■ **Extracted information**

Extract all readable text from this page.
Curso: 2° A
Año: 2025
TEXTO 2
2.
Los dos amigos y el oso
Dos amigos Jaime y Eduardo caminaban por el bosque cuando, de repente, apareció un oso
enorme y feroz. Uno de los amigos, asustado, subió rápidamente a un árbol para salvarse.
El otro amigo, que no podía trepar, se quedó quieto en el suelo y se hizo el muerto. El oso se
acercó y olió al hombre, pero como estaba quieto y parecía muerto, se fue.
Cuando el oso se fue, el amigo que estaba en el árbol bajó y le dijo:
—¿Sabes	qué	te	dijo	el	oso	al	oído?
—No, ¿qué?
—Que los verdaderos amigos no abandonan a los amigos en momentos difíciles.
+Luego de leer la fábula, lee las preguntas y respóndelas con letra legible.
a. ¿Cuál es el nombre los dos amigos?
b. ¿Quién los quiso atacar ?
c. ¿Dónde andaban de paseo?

■ **What you will do**
Check each line of the entries for the string "dijo". Copy the lines that have it.

■ **Task response**
Cuando el oso se fue, el amigo que estaba en el árbol bajó y le dijo:
—¿Sabes	qué	te	dijo	el	oso	al	oído?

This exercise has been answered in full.